RECORDS SHOWN
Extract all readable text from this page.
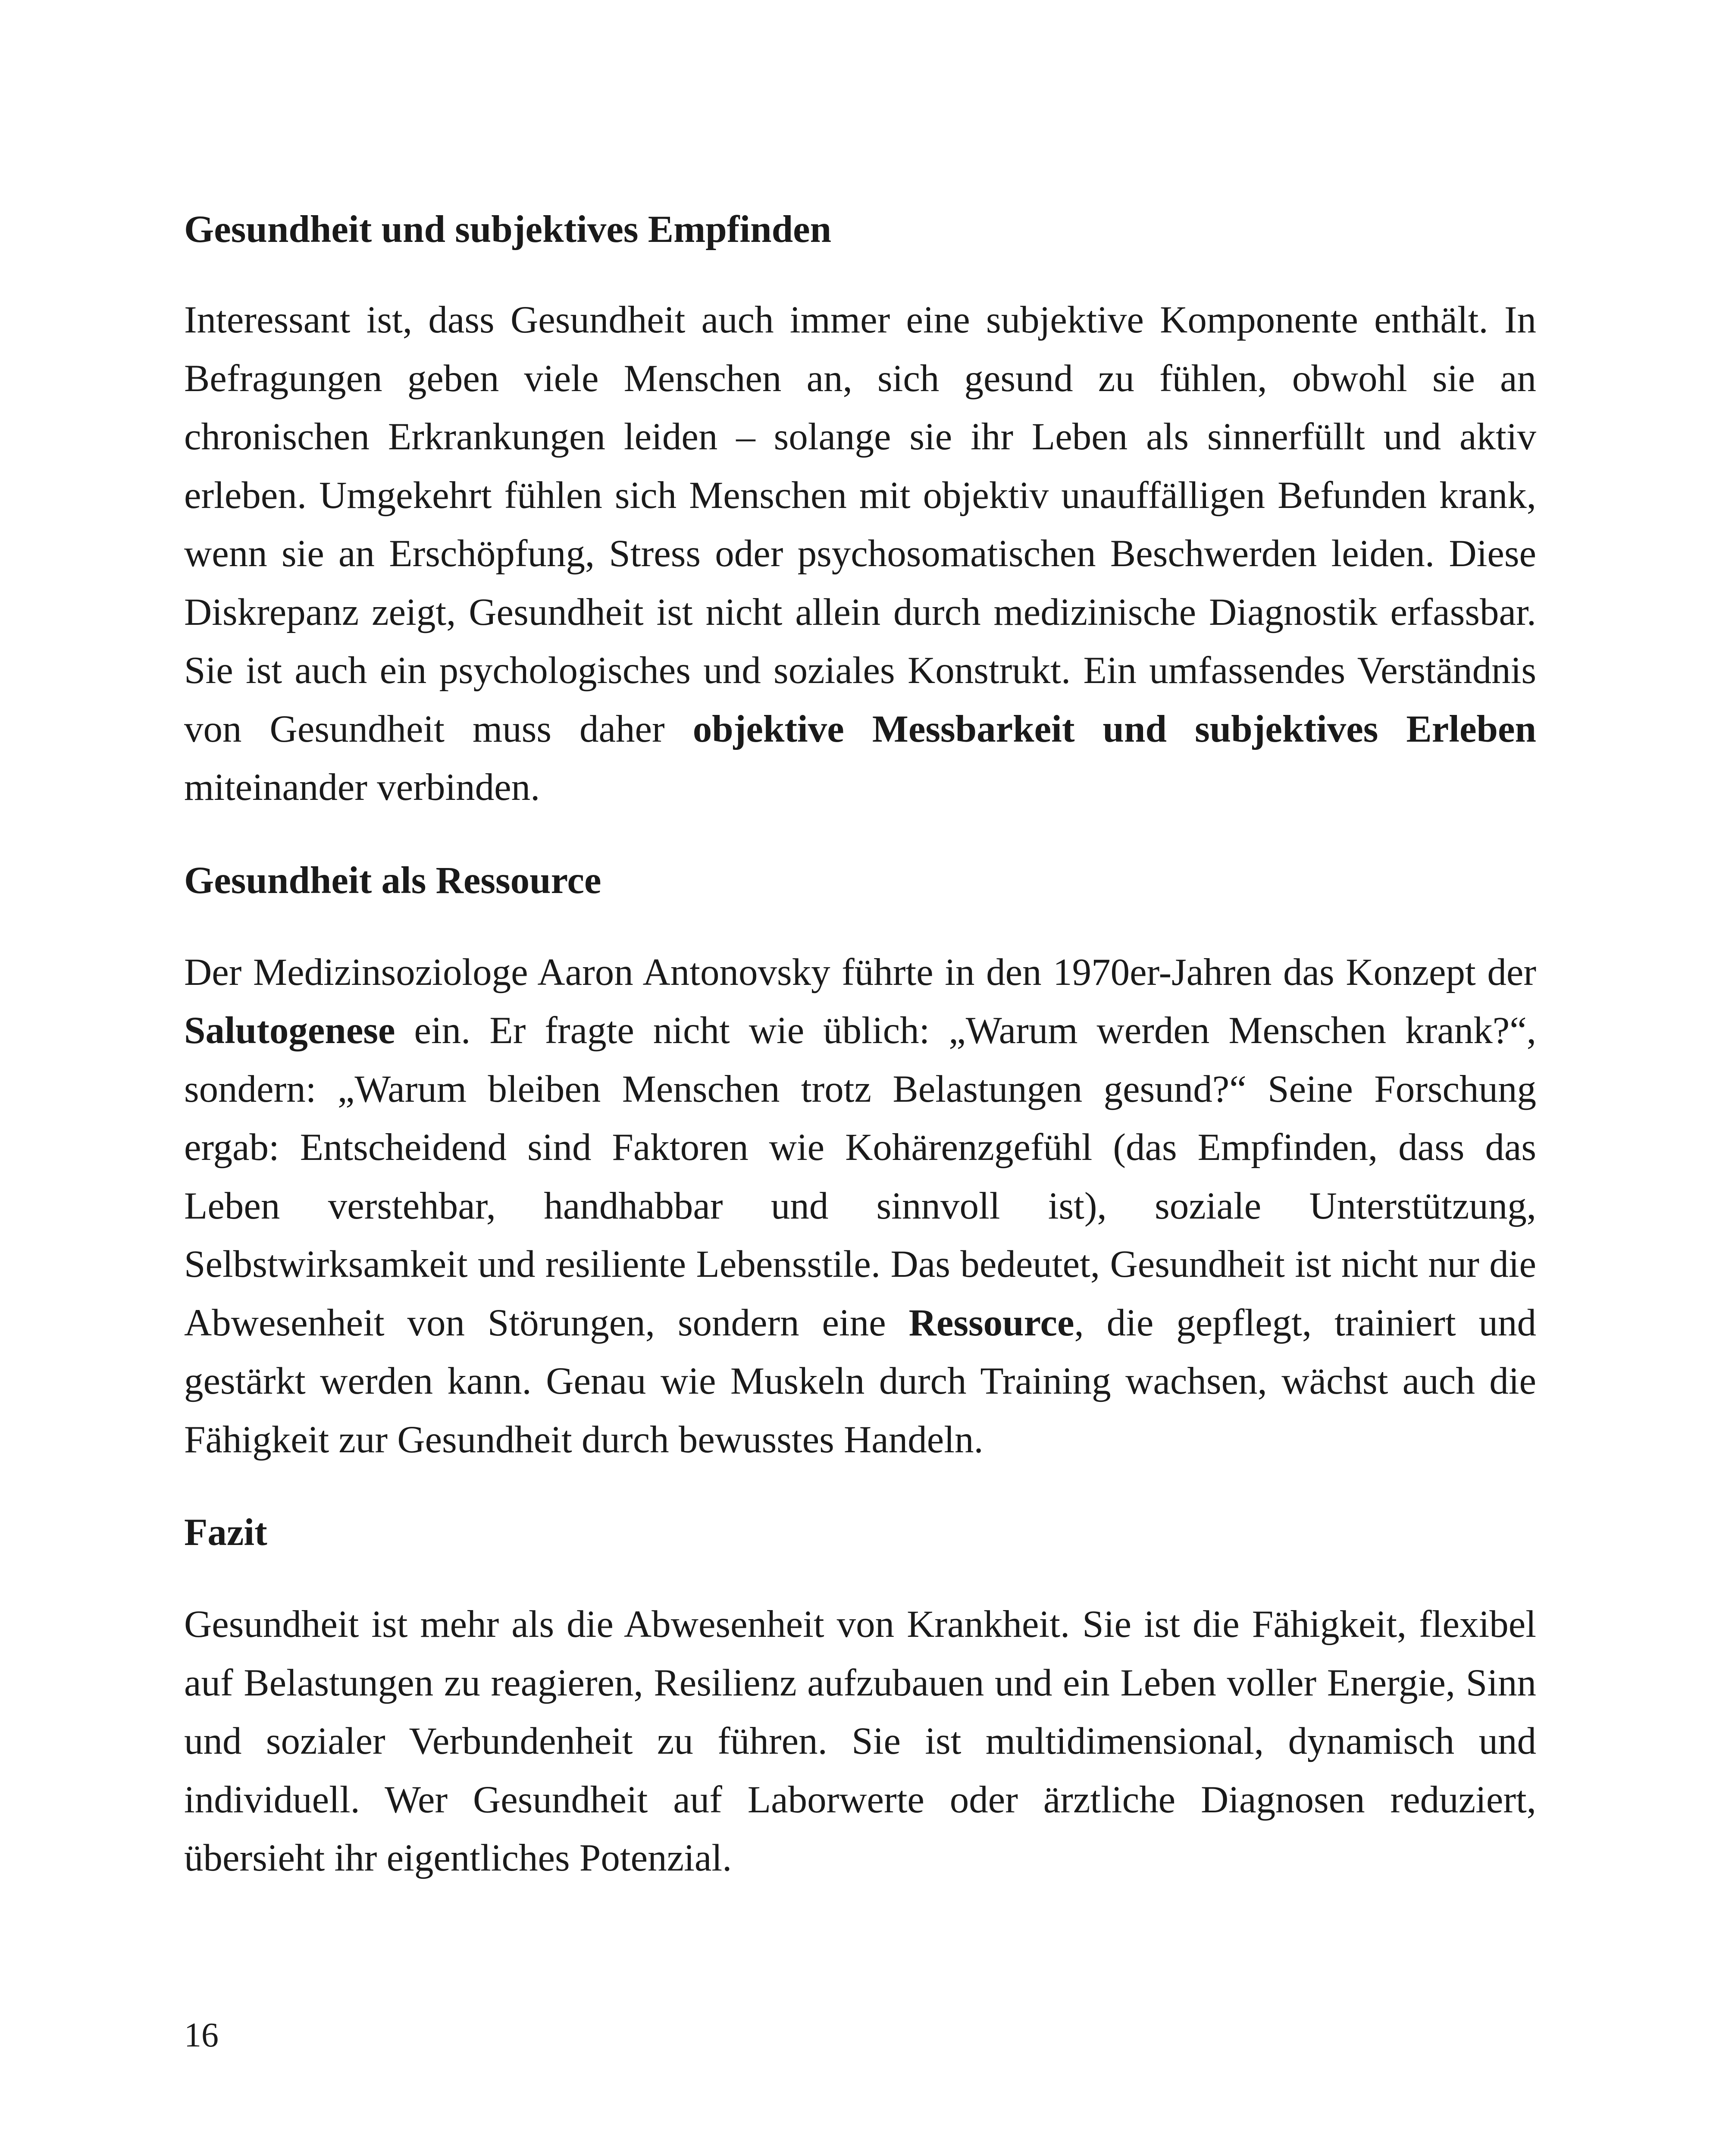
Gesundheit und subjektives Empfinden

Interessant ist, dass Gesundheit auch immer eine subjektive Komponente enthält. In Befragungen geben viele Menschen an, sich gesund zu fühlen, obwohl sie an chronischen Erkrankungen leiden – solange sie ihr Leben als sinnerfüllt und aktiv erleben. Umgekehrt fühlen sich Menschen mit objektiv unauffälligen Befunden krank, wenn sie an Erschöpfung, Stress oder psychosomatischen Beschwerden leiden. Diese Diskrepanz zeigt, Gesundheit ist nicht allein durch medizinische Diagnostik erfassbar. Sie ist auch ein psychologisches und soziales Konstrukt. Ein umfassendes Verständnis von Gesundheit muss daher objektive Messbarkeit und subjektives Erleben miteinander verbinden.

Gesundheit als Ressource

Der Medizinsoziologe Aaron Antonovsky führte in den 1970er-Jahren das Konzept der Salutogenese ein. Er fragte nicht wie üblich: „Warum werden Menschen krank?“, sondern: „Warum bleiben Menschen trotz Belastungen gesund?“ Seine Forschung ergab: Entscheidend sind Faktoren wie Kohärenzgefühl (das Empfinden, dass das Leben verstehbar, handhabbar und sinnvoll ist), soziale Unterstützung, Selbstwirksamkeit und resiliente Lebensstile. Das bedeutet, Gesundheit ist nicht nur die Abwesenheit von Störungen, sondern eine Ressource, die gepflegt, trainiert und gestärkt werden kann. Genau wie Muskeln durch Training wachsen, wächst auch die Fähigkeit zur Gesundheit durch bewusstes Handeln.

Fazit

Gesundheit ist mehr als die Abwesenheit von Krankheit. Sie ist die Fähigkeit, flexibel auf Belastungen zu reagieren, Resilienz aufzubauen und ein Leben voller Energie, Sinn und sozialer Verbundenheit zu führen. Sie ist multidimensional, dynamisch und individuell. Wer Gesundheit auf Laborwerte oder ärztliche Diagnosen reduziert, übersieht ihr eigentliches Potenzial.

16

WHAT NEEDS TO BE DONE
Reproduce the material above verbatim; omit every picture.

RESULT BELOW
Extract all readable text from this page.
Gesundheit und subjektives Empfinden

Interessant ist, dass Gesundheit auch immer eine subjektive Komponente enthält. In Befragungen geben viele Menschen an, sich gesund zu fühlen, obwohl sie an chronischen Erkrankungen leiden – solange sie ihr Leben als sinnerfüllt und aktiv erleben. Umgekehrt fühlen sich Menschen mit objektiv unauffälligen Befunden krank, wenn sie an Erschöpfung, Stress oder psychosomatischen Beschwerden leiden. Diese Diskrepanz zeigt, Gesundheit ist nicht allein durch medizinische Diagnostik erfassbar. Sie ist auch ein psychologisches und soziales Konstrukt. Ein umfassendes Verständnis von Gesundheit muss daher objektive Messbarkeit und subjektives Erleben miteinander verbinden.

Gesundheit als Ressource

Der Medizinsoziologe Aaron Antonovsky führte in den 1970er-Jahren das Konzept der Salutogenese ein. Er fragte nicht wie üblich: „Warum werden Menschen krank?“, sondern: „Warum bleiben Menschen trotz Belastungen gesund?“ Seine Forschung ergab: Entscheidend sind Faktoren wie Kohärenzgefühl (das Empfinden, dass das Leben verstehbar, handhabbar und sinnvoll ist), soziale Unterstützung, Selbstwirksamkeit und resiliente Lebensstile. Das bedeutet, Gesundheit ist nicht nur die Abwesenheit von Störungen, sondern eine Ressource, die gepflegt, trainiert und gestärkt werden kann. Genau wie Muskeln durch Training wachsen, wächst auch die Fähigkeit zur Gesundheit durch bewusstes Handeln.

Fazit

Gesundheit ist mehr als die Abwesenheit von Krankheit. Sie ist die Fähigkeit, flexibel auf Belastungen zu reagieren, Resilienz aufzubauen und ein Leben voller Energie, Sinn und sozialer Verbundenheit zu führen. Sie ist multidimensional, dynamisch und individuell. Wer Gesundheit auf Laborwerte oder ärztliche Diagnosen reduziert, übersieht ihr eigentliches Potenzial.

16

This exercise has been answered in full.